→ Task instructions
Reproduce every entry exactly as shown.

→ Extracted material
==============================
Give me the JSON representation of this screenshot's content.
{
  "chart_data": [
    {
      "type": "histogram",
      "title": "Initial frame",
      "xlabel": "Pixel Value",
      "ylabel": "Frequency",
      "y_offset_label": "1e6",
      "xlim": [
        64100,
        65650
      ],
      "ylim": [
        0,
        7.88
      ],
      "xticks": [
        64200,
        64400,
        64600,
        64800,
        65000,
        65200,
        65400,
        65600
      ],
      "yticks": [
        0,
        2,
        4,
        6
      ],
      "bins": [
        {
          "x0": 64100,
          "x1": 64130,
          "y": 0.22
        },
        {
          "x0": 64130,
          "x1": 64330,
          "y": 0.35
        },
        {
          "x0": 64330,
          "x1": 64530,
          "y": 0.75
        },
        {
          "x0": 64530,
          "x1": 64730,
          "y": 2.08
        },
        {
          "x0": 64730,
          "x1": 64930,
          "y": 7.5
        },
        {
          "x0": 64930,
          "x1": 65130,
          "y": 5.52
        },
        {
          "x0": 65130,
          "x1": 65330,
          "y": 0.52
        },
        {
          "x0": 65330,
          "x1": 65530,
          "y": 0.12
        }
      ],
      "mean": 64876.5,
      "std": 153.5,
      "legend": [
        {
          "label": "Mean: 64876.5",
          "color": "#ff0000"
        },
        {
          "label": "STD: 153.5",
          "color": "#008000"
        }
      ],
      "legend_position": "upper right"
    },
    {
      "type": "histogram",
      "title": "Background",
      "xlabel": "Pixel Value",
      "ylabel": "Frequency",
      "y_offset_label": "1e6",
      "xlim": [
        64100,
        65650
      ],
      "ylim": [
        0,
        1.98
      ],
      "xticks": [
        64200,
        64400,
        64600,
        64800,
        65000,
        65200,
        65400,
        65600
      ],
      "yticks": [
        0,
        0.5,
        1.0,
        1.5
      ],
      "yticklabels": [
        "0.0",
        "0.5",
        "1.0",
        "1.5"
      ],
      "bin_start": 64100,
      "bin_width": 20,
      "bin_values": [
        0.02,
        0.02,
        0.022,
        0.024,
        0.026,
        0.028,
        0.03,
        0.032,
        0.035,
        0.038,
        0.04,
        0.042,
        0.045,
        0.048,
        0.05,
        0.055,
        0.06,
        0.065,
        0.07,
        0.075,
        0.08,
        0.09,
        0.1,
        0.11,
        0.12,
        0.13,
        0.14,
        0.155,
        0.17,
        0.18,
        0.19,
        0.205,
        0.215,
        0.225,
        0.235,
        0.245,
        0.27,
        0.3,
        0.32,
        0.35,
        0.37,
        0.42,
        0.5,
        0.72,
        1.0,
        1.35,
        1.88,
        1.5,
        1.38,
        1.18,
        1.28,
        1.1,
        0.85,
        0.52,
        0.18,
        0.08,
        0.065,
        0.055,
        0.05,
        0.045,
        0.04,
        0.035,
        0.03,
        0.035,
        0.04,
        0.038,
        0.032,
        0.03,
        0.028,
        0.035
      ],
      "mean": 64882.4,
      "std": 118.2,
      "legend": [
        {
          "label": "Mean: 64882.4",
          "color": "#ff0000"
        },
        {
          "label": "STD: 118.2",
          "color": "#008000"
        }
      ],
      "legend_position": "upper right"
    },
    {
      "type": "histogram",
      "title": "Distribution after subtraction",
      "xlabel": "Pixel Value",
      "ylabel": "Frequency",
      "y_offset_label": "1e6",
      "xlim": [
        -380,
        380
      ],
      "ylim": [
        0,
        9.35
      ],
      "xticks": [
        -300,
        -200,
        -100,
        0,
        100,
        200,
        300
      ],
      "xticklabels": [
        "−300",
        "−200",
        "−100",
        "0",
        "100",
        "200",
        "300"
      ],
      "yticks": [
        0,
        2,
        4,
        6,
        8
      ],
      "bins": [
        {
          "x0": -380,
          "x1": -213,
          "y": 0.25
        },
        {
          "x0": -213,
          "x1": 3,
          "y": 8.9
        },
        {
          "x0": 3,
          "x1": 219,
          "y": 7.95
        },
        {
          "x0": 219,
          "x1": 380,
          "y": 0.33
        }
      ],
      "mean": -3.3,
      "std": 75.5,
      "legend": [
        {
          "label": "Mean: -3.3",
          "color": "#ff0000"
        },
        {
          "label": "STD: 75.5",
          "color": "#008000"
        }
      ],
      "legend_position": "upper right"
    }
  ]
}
==============================
→ Response
Give me the JSON representation of this screenshot's content.
{
  "chart_data": [
    {
      "type": "histogram",
      "title": "Initial frame",
      "xlabel": "Pixel Value",
      "ylabel": "Frequency",
      "y_offset_label": "1e6",
      "xlim": [
        64100,
        65650
      ],
      "ylim": [
        0,
        7.88
      ],
      "xticks": [
        64200,
        64400,
        64600,
        64800,
        65000,
        65200,
        65400,
        65600
      ],
      "yticks": [
        0,
        2,
        4,
        6
      ],
      "bins": [
        {
          "x0": 64100,
          "x1": 64130,
          "y": 0.22
        },
        {
          "x0": 64130,
          "x1": 64330,
          "y": 0.35
        },
        {
          "x0": 64330,
          "x1": 64530,
          "y": 0.75
        },
        {
          "x0": 64530,
          "x1": 64730,
          "y": 2.08
        },
        {
          "x0": 64730,
          "x1": 64930,
          "y": 7.5
        },
        {
          "x0": 64930,
          "x1": 65130,
          "y": 5.52
        },
        {
          "x0": 65130,
          "x1": 65330,
          "y": 0.52
        },
        {
          "x0": 65330,
          "x1": 65530,
          "y": 0.12
        }
      ],
      "mean": 64876.5,
      "std": 153.5,
      "legend": [
        {
          "label": "Mean: 64876.5",
          "color": "#ff0000"
        },
        {
          "label": "STD: 153.5",
          "color": "#008000"
        }
      ],
      "legend_position": "upper right"
    },
    {
      "type": "histogram",
      "title": "Background",
      "xlabel": "Pixel Value",
      "ylabel": "Frequency",
      "y_offset_label": "1e6",
      "xlim": [
        64100,
        65650
      ],
      "ylim": [
        0,
        1.98
      ],
      "xticks": [
        64200,
        64400,
        64600,
        64800,
        65000,
        65200,
        65400,
        65600
      ],
      "yticks": [
        0,
        0.5,
        1.0,
        1.5
      ],
      "yticklabels": [
        "0.0",
        "0.5",
        "1.0",
        "1.5"
      ],
      "bin_start": 64100,
      "bin_width": 20,
      "bin_values": [
        0.02,
        0.02,
        0.022,
        0.024,
        0.026,
        0.028,
        0.03,
        0.032,
        0.035,
        0.038,
        0.04,
        0.042,
        0.045,
        0.048,
        0.05,
        0.055,
        0.06,
        0.065,
        0.07,
        0.075,
        0.08,
        0.09,
        0.1,
        0.11,
        0.12,
        0.13,
        0.14,
        0.155,
        0.17,
        0.18,
        0.19,
        0.205,
        0.215,
        0.225,
        0.235,
        0.245,
        0.27,
        0.3,
        0.32,
        0.35,
        0.37,
        0.42,
        0.5,
        0.72,
        1.0,
        1.35,
        1.88,
        1.5,
        1.38,
        1.18,
        1.28,
        1.1,
        0.85,
        0.52,
        0.18,
        0.08,
        0.065,
        0.055,
        0.05,
        0.045,
        0.04,
        0.035,
        0.03,
        0.035,
        0.04,
        0.038,
        0.032,
        0.03,
        0.028,
        0.035
      ],
      "mean": 64882.4,
      "std": 118.2,
      "legend": [
        {
          "label": "Mean: 64882.4",
          "color": "#ff0000"
        },
        {
          "label": "STD: 118.2",
          "color": "#008000"
        }
      ],
      "legend_position": "upper right"
    },
    {
      "type": "histogram",
      "title": "Distribution after subtraction",
      "xlabel": "Pixel Value",
      "ylabel": "Frequency",
      "y_offset_label": "1e6",
      "xlim": [
        -380,
        380
      ],
      "ylim": [
        0,
        9.35
      ],
      "xticks": [
        -300,
        -200,
        -100,
        0,
        100,
        200,
        300
      ],
      "xticklabels": [
        "−300",
        "−200",
        "−100",
        "0",
        "100",
        "200",
        "300"
      ],
      "yticks": [
        0,
        2,
        4,
        6,
        8
      ],
      "bins": [
        {
          "x0": -380,
          "x1": -213,
          "y": 0.25
        },
        {
          "x0": -213,
          "x1": 3,
          "y": 8.9
        },
        {
          "x0": 3,
          "x1": 219,
          "y": 7.95
        },
        {
          "x0": 219,
          "x1": 380,
          "y": 0.33
        }
      ],
      "mean": -3.3,
      "std": 75.5,
      "legend": [
        {
          "label": "Mean: -3.3",
          "color": "#ff0000"
        },
        {
          "label": "STD: 75.5",
          "color": "#008000"
        }
      ],
      "legend_position": "upper right"
    }
  ]
}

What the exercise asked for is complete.